• What you are asked to do: Copy each line of the entries beneath that contains the word "series".

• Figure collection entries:
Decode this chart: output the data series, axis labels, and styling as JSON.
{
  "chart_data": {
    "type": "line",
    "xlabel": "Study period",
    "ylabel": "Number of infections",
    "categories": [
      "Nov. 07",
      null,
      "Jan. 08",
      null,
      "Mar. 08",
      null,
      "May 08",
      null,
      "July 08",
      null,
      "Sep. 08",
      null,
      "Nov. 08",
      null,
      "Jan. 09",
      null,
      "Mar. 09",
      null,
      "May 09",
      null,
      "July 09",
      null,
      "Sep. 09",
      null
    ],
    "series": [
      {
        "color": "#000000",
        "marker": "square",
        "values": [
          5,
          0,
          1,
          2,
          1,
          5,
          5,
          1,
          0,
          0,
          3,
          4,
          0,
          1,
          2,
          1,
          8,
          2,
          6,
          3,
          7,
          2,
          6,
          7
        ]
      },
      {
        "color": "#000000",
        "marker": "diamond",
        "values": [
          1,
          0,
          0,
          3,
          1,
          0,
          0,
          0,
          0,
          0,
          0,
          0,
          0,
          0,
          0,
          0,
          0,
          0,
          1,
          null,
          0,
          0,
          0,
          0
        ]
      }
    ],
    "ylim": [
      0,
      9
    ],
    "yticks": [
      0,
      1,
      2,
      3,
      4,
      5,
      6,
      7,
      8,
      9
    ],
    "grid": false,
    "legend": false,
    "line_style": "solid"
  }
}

• Exercise answer:
Decode this chart: output the data series, axis labels, and styling as JSON.
    "series": [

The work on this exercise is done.